> _AIM OF THE EXERCISE_:
Compile every line that includes the word "Berger".

───

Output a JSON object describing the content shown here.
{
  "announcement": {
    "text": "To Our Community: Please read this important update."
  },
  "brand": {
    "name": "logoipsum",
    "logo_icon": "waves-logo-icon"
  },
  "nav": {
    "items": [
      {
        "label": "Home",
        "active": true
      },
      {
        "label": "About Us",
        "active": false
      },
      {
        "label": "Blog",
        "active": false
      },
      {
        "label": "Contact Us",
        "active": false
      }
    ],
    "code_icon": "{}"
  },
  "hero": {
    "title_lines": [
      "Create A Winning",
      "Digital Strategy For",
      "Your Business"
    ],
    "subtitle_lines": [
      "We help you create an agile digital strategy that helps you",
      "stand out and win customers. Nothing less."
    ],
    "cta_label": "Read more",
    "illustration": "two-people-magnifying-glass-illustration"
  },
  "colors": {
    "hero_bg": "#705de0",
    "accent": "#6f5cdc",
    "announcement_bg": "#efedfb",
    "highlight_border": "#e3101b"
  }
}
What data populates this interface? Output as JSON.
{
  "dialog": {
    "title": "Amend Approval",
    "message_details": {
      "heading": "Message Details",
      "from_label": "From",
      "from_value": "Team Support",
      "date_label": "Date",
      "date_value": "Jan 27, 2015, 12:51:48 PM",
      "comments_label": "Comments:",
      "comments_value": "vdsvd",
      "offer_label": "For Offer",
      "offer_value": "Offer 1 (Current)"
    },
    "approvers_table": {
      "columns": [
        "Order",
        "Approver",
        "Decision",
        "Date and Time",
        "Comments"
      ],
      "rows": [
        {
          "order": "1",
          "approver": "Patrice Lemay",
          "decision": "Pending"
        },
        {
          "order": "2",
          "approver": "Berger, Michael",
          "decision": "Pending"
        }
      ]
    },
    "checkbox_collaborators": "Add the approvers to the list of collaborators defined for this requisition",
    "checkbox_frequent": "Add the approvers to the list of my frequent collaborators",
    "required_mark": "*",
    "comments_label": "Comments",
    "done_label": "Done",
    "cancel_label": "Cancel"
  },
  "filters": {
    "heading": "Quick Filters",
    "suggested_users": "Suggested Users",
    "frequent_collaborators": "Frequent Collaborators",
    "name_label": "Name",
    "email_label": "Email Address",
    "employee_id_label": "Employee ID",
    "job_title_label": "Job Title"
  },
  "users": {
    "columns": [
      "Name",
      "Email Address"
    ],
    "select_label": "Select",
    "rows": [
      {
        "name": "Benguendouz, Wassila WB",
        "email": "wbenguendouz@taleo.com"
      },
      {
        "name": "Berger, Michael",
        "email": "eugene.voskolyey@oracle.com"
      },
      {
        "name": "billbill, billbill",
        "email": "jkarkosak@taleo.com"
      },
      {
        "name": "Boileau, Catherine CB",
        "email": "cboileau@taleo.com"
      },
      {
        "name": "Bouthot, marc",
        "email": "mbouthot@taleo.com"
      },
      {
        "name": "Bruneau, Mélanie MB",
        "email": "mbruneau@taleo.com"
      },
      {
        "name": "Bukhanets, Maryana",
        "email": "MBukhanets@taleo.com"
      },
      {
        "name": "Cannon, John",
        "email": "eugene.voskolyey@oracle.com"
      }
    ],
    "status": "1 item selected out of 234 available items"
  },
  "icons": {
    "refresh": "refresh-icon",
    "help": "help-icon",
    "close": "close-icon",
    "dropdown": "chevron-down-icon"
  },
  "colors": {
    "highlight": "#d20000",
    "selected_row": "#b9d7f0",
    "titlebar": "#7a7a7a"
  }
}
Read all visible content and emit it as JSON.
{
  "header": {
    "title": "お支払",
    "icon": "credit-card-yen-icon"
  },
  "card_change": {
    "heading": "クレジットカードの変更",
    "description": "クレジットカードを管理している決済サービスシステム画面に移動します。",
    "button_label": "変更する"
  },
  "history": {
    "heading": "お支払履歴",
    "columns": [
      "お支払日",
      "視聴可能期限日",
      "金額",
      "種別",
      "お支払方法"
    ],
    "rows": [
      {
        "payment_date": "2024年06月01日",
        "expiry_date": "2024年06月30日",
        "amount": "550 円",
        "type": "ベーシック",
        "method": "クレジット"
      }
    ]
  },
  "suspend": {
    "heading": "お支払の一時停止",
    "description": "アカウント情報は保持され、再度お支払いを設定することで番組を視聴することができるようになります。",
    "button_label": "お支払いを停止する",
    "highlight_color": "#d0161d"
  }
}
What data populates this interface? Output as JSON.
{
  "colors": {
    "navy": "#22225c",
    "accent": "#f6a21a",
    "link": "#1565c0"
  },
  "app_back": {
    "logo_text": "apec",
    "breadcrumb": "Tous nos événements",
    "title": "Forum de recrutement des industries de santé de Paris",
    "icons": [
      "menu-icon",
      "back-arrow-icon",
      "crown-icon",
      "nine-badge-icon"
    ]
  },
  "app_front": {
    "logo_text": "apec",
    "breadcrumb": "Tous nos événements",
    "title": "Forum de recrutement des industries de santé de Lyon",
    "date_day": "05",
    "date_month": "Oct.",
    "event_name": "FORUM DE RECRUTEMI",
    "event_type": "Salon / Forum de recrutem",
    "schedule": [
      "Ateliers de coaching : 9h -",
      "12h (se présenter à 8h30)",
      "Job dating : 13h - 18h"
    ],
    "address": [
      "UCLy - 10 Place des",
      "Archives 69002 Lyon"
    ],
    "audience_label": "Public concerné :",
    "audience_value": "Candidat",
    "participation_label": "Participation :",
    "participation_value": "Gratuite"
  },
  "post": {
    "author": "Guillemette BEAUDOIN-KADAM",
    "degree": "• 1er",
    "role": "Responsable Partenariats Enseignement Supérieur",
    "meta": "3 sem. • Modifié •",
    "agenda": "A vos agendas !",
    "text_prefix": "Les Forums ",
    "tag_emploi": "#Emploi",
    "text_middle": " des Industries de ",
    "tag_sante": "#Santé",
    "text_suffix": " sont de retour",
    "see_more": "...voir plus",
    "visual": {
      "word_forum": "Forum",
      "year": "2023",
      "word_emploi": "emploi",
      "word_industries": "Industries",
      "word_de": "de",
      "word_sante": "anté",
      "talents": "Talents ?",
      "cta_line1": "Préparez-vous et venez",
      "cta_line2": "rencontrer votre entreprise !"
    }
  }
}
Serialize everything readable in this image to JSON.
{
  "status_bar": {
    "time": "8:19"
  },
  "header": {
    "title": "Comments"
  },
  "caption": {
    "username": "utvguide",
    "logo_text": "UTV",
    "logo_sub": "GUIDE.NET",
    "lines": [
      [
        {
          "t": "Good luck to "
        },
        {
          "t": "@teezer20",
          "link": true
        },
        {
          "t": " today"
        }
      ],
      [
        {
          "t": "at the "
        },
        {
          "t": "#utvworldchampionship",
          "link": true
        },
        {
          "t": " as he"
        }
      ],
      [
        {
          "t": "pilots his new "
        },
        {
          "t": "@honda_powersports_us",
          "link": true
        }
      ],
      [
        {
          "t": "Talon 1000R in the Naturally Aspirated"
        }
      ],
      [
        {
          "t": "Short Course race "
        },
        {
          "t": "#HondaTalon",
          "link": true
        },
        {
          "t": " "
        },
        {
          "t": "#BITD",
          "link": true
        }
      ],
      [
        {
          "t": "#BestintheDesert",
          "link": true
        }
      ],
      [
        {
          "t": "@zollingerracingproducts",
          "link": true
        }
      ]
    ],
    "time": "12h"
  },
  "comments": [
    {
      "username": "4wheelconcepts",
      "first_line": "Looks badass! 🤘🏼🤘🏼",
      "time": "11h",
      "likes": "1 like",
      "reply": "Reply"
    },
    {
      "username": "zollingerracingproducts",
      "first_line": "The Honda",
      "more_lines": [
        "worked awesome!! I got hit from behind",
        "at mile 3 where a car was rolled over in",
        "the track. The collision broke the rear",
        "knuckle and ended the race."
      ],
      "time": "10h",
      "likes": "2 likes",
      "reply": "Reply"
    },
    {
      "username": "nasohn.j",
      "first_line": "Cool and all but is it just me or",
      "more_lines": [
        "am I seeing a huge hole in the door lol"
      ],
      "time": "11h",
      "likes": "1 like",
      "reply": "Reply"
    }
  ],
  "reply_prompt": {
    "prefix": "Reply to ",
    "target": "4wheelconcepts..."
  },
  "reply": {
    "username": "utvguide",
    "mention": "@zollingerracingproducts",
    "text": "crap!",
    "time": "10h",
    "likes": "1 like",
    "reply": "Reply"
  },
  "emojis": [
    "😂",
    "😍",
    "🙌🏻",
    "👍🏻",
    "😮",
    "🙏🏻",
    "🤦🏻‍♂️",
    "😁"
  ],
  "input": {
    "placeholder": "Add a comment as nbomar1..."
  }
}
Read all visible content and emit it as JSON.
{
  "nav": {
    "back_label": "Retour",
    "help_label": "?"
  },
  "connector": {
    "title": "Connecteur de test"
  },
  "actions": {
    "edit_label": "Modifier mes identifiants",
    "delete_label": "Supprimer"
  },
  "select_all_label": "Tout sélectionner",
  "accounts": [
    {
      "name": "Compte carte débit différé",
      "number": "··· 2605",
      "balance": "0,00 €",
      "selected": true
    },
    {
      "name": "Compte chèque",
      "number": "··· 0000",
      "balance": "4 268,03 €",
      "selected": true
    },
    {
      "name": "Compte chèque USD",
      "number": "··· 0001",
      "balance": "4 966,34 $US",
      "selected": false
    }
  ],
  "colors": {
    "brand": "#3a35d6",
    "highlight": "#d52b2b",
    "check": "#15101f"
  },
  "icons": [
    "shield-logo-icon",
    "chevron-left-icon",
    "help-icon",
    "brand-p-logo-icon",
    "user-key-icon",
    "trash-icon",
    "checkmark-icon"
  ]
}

───

> _EXERCISE ANSWER_:
          "approver": "Berger, Michael",
        "name": "Berger, Michael",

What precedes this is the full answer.